* begin DATASET EXCERPTS *
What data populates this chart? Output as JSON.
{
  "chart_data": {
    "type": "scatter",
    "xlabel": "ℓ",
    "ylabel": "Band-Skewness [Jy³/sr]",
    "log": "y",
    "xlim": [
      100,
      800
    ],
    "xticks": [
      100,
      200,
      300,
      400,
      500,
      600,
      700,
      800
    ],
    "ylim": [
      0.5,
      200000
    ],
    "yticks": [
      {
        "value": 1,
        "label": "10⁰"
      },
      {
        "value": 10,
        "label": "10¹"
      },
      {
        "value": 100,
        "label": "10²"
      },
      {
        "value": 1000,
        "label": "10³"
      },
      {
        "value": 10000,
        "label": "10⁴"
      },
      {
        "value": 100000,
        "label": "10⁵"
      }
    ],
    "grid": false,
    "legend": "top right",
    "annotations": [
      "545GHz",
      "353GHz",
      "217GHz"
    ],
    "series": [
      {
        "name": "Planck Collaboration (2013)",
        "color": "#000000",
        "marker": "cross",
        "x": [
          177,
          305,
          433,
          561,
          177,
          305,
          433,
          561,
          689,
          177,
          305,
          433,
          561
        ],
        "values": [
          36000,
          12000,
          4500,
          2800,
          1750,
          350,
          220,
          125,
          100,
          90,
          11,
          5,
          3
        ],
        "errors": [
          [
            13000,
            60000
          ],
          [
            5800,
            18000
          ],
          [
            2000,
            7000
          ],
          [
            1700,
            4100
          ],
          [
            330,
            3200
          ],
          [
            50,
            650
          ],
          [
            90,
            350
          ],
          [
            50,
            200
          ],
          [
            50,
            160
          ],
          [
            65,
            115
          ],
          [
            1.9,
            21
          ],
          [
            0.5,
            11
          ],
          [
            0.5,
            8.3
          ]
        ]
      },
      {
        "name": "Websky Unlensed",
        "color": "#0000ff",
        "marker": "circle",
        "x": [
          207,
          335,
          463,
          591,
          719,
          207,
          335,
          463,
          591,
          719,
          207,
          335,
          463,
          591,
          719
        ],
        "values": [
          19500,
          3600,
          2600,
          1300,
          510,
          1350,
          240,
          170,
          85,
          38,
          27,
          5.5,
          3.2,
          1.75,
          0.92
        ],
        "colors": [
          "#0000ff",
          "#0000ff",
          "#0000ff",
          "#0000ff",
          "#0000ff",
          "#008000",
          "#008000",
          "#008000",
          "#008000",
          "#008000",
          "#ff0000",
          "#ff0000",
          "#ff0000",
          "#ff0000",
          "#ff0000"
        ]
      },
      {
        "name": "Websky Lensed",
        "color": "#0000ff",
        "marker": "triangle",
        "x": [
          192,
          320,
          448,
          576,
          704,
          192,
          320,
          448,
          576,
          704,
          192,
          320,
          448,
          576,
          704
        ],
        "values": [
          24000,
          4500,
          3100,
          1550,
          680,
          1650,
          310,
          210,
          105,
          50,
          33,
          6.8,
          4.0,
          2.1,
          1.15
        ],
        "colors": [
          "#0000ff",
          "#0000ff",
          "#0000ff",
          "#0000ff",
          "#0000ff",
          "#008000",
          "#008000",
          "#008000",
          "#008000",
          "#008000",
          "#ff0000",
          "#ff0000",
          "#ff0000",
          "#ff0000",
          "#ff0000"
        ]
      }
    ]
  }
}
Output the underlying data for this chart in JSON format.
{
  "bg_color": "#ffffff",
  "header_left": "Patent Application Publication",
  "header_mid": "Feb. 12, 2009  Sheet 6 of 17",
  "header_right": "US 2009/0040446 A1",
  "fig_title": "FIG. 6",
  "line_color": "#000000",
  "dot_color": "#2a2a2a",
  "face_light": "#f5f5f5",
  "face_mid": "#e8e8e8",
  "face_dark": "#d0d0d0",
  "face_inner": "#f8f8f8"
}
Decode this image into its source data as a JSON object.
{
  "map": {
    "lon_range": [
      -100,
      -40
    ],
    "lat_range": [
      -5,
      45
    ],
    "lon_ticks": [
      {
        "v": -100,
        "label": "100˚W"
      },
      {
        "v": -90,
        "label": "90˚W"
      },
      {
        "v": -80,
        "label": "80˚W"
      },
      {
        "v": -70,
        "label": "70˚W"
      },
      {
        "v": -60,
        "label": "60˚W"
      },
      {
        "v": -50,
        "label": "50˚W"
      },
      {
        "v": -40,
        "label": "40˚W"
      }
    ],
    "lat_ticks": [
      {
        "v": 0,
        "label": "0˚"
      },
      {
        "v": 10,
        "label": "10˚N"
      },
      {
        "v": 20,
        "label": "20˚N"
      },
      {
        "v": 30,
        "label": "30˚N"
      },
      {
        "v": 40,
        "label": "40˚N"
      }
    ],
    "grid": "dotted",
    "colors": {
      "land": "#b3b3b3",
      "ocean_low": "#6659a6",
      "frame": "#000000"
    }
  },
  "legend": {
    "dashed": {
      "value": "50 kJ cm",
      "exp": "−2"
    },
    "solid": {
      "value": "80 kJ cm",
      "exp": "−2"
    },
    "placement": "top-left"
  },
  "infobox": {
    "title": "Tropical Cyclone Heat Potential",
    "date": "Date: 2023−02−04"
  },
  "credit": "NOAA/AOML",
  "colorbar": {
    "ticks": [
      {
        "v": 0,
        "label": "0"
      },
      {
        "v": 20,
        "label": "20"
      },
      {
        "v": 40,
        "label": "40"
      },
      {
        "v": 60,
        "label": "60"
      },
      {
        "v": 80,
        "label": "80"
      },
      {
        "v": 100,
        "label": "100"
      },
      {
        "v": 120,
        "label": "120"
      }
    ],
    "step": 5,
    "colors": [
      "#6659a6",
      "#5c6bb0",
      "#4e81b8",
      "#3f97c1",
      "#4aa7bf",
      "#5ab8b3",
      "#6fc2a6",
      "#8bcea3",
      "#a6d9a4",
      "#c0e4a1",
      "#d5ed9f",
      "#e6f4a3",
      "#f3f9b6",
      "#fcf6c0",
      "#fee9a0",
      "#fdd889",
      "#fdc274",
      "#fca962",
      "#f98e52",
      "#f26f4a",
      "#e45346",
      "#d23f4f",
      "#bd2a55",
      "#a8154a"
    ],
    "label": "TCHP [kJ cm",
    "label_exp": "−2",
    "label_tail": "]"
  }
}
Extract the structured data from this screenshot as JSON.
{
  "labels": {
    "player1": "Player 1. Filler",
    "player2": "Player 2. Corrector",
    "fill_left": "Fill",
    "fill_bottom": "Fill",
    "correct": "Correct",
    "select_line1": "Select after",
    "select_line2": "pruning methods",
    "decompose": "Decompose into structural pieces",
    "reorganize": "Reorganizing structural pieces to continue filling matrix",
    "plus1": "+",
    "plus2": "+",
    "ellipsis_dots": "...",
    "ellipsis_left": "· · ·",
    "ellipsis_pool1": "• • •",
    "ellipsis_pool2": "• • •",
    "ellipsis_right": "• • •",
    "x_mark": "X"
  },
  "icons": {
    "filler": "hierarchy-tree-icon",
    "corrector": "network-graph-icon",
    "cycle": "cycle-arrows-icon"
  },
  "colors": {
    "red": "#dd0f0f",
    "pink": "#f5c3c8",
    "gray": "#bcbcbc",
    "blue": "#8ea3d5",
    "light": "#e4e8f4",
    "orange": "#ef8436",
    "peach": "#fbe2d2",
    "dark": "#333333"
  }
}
* end DATASET EXCERPTS *
WORK TO BE COMPLETED: Write all of the records out again exactly.

TASK OUTPUT:
What data populates this chart? Output as JSON.
{
  "chart_data": {
    "type": "scatter",
    "xlabel": "ℓ",
    "ylabel": "Band-Skewness [Jy³/sr]",
    "log": "y",
    "xlim": [
      100,
      800
    ],
    "xticks": [
      100,
      200,
      300,
      400,
      500,
      600,
      700,
      800
    ],
    "ylim": [
      0.5,
      200000
    ],
    "yticks": [
      {
        "value": 1,
        "label": "10⁰"
      },
      {
        "value": 10,
        "label": "10¹"
      },
      {
        "value": 100,
        "label": "10²"
      },
      {
        "value": 1000,
        "label": "10³"
      },
      {
        "value": 10000,
        "label": "10⁴"
      },
      {
        "value": 100000,
        "label": "10⁵"
      }
    ],
    "grid": false,
    "legend": "top right",
    "annotations": [
      "545GHz",
      "353GHz",
      "217GHz"
    ],
    "series": [
      {
        "name": "Planck Collaboration (2013)",
        "color": "#000000",
        "marker": "cross",
        "x": [
          177,
          305,
          433,
          561,
          177,
          305,
          433,
          561,
          689,
          177,
          305,
          433,
          561
        ],
        "values": [
          36000,
          12000,
          4500,
          2800,
          1750,
          350,
          220,
          125,
          100,
          90,
          11,
          5,
          3
        ],
        "errors": [
          [
            13000,
            60000
          ],
          [
            5800,
            18000
          ],
          [
            2000,
            7000
          ],
          [
            1700,
            4100
          ],
          [
            330,
            3200
          ],
          [
            50,
            650
          ],
          [
            90,
            350
          ],
          [
            50,
            200
          ],
          [
            50,
            160
          ],
          [
            65,
            115
          ],
          [
            1.9,
            21
          ],
          [
            0.5,
            11
          ],
          [
            0.5,
            8.3
          ]
        ]
      },
      {
        "name": "Websky Unlensed",
        "color": "#0000ff",
        "marker": "circle",
        "x": [
          207,
          335,
          463,
          591,
          719,
          207,
          335,
          463,
          591,
          719,
          207,
          335,
          463,
          591,
          719
        ],
        "values": [
          19500,
          3600,
          2600,
          1300,
          510,
          1350,
          240,
          170,
          85,
          38,
          27,
          5.5,
          3.2,
          1.75,
          0.92
        ],
        "colors": [
          "#0000ff",
          "#0000ff",
          "#0000ff",
          "#0000ff",
          "#0000ff",
          "#008000",
          "#008000",
          "#008000",
          "#008000",
          "#008000",
          "#ff0000",
          "#ff0000",
          "#ff0000",
          "#ff0000",
          "#ff0000"
        ]
      },
      {
        "name": "Websky Lensed",
        "color": "#0000ff",
        "marker": "triangle",
        "x": [
          192,
          320,
          448,
          576,
          704,
          192,
          320,
          448,
          576,
          704,
          192,
          320,
          448,
          576,
          704
        ],
        "values": [
          24000,
          4500,
          3100,
          1550,
          680,
          1650,
          310,
          210,
          105,
          50,
          33,
          6.8,
          4.0,
          2.1,
          1.15
        ],
        "colors": [
          "#0000ff",
          "#0000ff",
          "#0000ff",
          "#0000ff",
          "#0000ff",
          "#008000",
          "#008000",
          "#008000",
          "#008000",
          "#008000",
          "#ff0000",
          "#ff0000",
          "#ff0000",
          "#ff0000",
          "#ff0000"
        ]
      }
    ]
  }
}
Output the underlying data for this chart in JSON format.
{
  "bg_color": "#ffffff",
  "header_left": "Patent Application Publication",
  "header_mid": "Feb. 12, 2009  Sheet 6 of 17",
  "header_right": "US 2009/0040446 A1",
  "fig_title": "FIG. 6",
  "line_color": "#000000",
  "dot_color": "#2a2a2a",
  "face_light": "#f5f5f5",
  "face_mid": "#e8e8e8",
  "face_dark": "#d0d0d0",
  "face_inner": "#f8f8f8"
}
Decode this image into its source data as a JSON object.
{
  "map": {
    "lon_range": [
      -100,
      -40
    ],
    "lat_range": [
      -5,
      45
    ],
    "lon_ticks": [
      {
        "v": -100,
        "label": "100˚W"
      },
      {
        "v": -90,
        "label": "90˚W"
      },
      {
        "v": -80,
        "label": "80˚W"
      },
      {
        "v": -70,
        "label": "70˚W"
      },
      {
        "v": -60,
        "label": "60˚W"
      },
      {
        "v": -50,
        "label": "50˚W"
      },
      {
        "v": -40,
        "label": "40˚W"
      }
    ],
    "lat_ticks": [
      {
        "v": 0,
        "label": "0˚"
      },
      {
        "v": 10,
        "label": "10˚N"
      },
      {
        "v": 20,
        "label": "20˚N"
      },
      {
        "v": 30,
        "label": "30˚N"
      },
      {
        "v": 40,
        "label": "40˚N"
      }
    ],
    "grid": "dotted",
    "colors": {
      "land": "#b3b3b3",
      "ocean_low": "#6659a6",
      "frame": "#000000"
    }
  },
  "legend": {
    "dashed": {
      "value": "50 kJ cm",
      "exp": "−2"
    },
    "solid": {
      "value": "80 kJ cm",
      "exp": "−2"
    },
    "placement": "top-left"
  },
  "infobox": {
    "title": "Tropical Cyclone Heat Potential",
    "date": "Date: 2023−02−04"
  },
  "credit": "NOAA/AOML",
  "colorbar": {
    "ticks": [
      {
        "v": 0,
        "label": "0"
      },
      {
        "v": 20,
        "label": "20"
      },
      {
        "v": 40,
        "label": "40"
      },
      {
        "v": 60,
        "label": "60"
      },
      {
        "v": 80,
        "label": "80"
      },
      {
        "v": 100,
        "label": "100"
      },
      {
        "v": 120,
        "label": "120"
      }
    ],
    "step": 5,
    "colors": [
      "#6659a6",
      "#5c6bb0",
      "#4e81b8",
      "#3f97c1",
      "#4aa7bf",
      "#5ab8b3",
      "#6fc2a6",
      "#8bcea3",
      "#a6d9a4",
      "#c0e4a1",
      "#d5ed9f",
      "#e6f4a3",
      "#f3f9b6",
      "#fcf6c0",
      "#fee9a0",
      "#fdd889",
      "#fdc274",
      "#fca962",
      "#f98e52",
      "#f26f4a",
      "#e45346",
      "#d23f4f",
      "#bd2a55",
      "#a8154a"
    ],
    "label": "TCHP [kJ cm",
    "label_exp": "−2",
    "label_tail": "]"
  }
}
Extract the structured data from this screenshot as JSON.
{
  "labels": {
    "player1": "Player 1. Filler",
    "player2": "Player 2. Corrector",
    "fill_left": "Fill",
    "fill_bottom": "Fill",
    "correct": "Correct",
    "select_line1": "Select after",
    "select_line2": "pruning methods",
    "decompose": "Decompose into structural pieces",
    "reorganize": "Reorganizing structural pieces to continue filling matrix",
    "plus1": "+",
    "plus2": "+",
    "ellipsis_dots": "...",
    "ellipsis_left": "· · ·",
    "ellipsis_pool1": "• • •",
    "ellipsis_pool2": "• • •",
    "ellipsis_right": "• • •",
    "x_mark": "X"
  },
  "icons": {
    "filler": "hierarchy-tree-icon",
    "corrector": "network-graph-icon",
    "cycle": "cycle-arrows-icon"
  },
  "colors": {
    "red": "#dd0f0f",
    "pink": "#f5c3c8",
    "gray": "#bcbcbc",
    "blue": "#8ea3d5",
    "light": "#e4e8f4",
    "orange": "#ef8436",
    "peach": "#fbe2d2",
    "dark": "#333333"
  }
}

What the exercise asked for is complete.